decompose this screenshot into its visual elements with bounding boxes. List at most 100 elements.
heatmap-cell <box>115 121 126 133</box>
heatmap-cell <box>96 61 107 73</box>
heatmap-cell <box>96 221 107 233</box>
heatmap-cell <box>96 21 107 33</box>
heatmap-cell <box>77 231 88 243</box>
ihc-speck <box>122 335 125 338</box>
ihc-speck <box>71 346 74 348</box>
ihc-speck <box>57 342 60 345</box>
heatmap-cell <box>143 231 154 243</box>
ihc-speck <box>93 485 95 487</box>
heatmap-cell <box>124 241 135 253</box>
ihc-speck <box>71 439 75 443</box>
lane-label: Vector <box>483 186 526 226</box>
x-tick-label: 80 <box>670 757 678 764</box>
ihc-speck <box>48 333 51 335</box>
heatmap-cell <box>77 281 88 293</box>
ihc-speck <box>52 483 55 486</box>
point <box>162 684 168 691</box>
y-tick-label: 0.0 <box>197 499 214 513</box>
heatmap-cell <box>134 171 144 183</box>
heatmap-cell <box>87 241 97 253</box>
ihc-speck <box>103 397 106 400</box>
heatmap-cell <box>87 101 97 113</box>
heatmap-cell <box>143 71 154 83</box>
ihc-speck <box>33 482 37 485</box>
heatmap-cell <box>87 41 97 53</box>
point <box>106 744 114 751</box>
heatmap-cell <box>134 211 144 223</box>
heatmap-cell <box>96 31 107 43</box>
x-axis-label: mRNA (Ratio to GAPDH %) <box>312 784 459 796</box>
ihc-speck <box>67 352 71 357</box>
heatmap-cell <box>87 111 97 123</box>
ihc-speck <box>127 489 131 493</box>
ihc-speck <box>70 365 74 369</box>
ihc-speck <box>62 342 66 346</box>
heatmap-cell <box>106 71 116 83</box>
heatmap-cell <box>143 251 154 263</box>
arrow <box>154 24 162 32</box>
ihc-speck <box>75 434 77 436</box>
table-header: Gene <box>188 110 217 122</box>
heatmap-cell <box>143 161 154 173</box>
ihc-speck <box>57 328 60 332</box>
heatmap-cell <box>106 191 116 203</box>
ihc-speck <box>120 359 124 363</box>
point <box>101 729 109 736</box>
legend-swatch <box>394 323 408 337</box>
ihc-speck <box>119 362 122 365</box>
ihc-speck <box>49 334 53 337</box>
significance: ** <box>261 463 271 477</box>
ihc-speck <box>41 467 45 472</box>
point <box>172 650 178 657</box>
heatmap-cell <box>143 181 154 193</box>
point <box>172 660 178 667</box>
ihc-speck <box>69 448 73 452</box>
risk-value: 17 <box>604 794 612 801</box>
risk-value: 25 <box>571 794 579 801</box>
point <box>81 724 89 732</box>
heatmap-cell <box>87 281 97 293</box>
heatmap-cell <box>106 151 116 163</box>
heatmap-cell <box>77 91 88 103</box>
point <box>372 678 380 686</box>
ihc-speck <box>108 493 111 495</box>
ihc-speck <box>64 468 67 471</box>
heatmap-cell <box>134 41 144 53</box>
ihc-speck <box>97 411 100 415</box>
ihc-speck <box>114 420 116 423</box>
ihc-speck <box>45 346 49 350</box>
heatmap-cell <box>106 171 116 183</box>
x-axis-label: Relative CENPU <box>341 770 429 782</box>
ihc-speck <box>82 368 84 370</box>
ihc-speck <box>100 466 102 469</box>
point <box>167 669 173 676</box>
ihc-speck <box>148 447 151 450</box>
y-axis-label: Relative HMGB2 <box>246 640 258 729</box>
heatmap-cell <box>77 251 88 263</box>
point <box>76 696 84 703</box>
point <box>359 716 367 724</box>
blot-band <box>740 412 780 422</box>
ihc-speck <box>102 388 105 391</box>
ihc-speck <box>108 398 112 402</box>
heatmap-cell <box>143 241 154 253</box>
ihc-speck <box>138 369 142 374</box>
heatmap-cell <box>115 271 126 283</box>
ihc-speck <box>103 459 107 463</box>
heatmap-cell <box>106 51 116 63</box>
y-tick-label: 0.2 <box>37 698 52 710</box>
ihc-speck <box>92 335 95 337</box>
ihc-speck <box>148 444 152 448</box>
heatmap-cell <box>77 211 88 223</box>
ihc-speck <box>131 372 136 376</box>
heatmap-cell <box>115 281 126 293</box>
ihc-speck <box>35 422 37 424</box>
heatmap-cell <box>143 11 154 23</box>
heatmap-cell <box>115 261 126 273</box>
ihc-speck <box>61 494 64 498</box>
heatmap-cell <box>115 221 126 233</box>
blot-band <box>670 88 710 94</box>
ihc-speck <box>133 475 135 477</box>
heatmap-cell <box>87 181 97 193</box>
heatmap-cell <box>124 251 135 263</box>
...
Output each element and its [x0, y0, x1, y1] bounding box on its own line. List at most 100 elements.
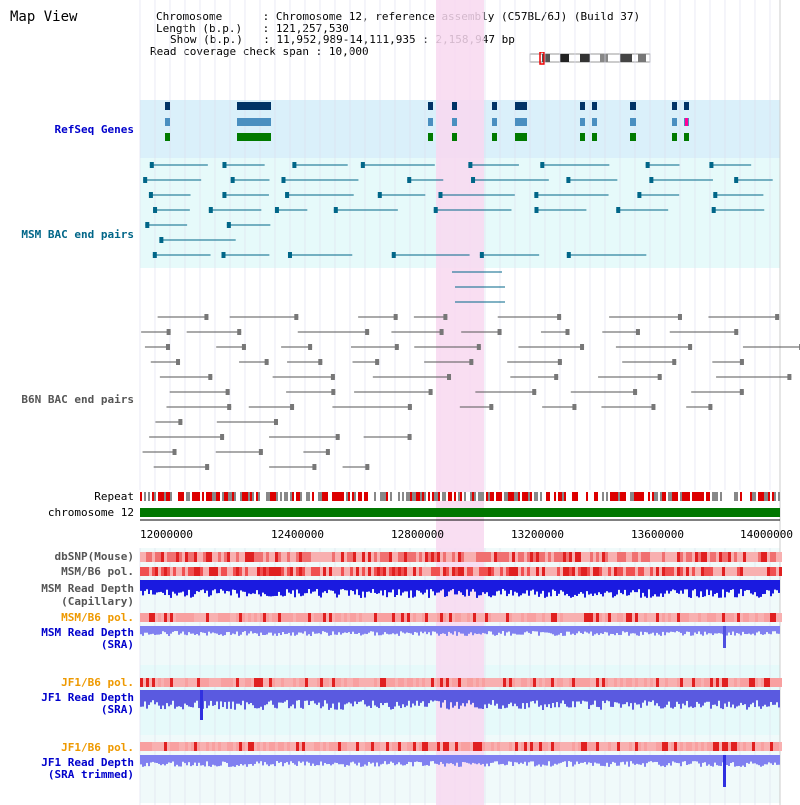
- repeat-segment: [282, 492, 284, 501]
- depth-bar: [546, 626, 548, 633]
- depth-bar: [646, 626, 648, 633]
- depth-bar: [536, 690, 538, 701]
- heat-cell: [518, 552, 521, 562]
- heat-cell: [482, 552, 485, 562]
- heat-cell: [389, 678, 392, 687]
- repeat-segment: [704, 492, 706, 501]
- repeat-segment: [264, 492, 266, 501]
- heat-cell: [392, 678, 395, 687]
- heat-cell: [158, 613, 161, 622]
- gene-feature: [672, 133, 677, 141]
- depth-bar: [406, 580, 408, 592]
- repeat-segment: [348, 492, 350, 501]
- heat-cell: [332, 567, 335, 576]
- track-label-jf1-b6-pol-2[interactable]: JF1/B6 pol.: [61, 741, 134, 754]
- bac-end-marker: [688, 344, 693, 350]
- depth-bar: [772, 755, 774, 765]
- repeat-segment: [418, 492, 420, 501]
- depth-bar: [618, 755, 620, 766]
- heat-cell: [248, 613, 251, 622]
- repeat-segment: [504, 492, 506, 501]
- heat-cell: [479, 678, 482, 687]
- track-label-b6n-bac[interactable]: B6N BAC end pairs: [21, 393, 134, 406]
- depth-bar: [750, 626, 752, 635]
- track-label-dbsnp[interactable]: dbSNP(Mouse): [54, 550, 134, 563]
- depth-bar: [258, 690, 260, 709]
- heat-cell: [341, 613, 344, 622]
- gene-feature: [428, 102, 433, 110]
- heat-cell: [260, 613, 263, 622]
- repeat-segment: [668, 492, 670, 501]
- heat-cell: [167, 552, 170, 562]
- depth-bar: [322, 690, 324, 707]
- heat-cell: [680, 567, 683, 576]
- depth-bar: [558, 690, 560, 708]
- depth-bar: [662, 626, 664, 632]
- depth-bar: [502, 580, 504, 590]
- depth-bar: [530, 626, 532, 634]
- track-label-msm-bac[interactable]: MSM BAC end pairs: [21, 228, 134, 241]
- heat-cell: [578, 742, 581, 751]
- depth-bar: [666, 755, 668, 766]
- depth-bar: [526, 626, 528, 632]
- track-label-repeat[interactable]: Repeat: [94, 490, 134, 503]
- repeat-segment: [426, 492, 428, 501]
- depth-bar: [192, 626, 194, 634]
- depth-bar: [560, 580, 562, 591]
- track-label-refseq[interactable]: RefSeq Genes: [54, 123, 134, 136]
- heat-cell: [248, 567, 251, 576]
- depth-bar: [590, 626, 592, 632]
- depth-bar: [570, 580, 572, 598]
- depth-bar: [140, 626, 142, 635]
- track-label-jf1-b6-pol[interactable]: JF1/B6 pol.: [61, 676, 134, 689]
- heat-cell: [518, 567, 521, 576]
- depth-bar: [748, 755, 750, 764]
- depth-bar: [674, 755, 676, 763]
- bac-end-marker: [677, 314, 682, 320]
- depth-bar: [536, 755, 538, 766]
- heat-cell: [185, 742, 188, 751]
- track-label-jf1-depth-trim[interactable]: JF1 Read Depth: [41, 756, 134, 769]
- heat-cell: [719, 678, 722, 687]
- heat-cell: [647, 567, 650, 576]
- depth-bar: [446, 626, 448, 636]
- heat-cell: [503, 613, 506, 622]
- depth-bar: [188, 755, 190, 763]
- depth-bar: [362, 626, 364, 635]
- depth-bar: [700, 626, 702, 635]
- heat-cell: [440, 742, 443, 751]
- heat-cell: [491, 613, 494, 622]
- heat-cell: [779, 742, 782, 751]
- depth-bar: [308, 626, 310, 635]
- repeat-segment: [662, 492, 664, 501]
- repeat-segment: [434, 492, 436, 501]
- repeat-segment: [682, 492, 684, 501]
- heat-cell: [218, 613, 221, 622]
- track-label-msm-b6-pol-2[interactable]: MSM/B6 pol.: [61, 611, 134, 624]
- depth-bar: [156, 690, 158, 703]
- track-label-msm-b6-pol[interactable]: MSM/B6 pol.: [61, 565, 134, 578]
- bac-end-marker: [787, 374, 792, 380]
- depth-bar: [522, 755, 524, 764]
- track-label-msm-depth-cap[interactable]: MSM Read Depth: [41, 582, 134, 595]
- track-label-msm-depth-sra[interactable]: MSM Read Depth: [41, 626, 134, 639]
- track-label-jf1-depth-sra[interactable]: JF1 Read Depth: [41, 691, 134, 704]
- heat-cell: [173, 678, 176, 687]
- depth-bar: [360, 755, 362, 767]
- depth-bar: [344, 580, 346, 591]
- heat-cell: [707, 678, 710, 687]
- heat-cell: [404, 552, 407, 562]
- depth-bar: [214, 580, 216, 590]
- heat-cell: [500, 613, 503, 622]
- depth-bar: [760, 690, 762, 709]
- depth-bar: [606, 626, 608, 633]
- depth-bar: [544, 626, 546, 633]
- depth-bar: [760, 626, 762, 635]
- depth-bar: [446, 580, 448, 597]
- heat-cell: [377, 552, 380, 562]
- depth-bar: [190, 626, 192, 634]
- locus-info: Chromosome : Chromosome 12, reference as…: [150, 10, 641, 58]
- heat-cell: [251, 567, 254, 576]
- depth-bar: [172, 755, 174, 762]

EXERCISE REQUIREMENTS - State only the number of lines above that contain the word "bounding".

SOLVED EXERCISE - 2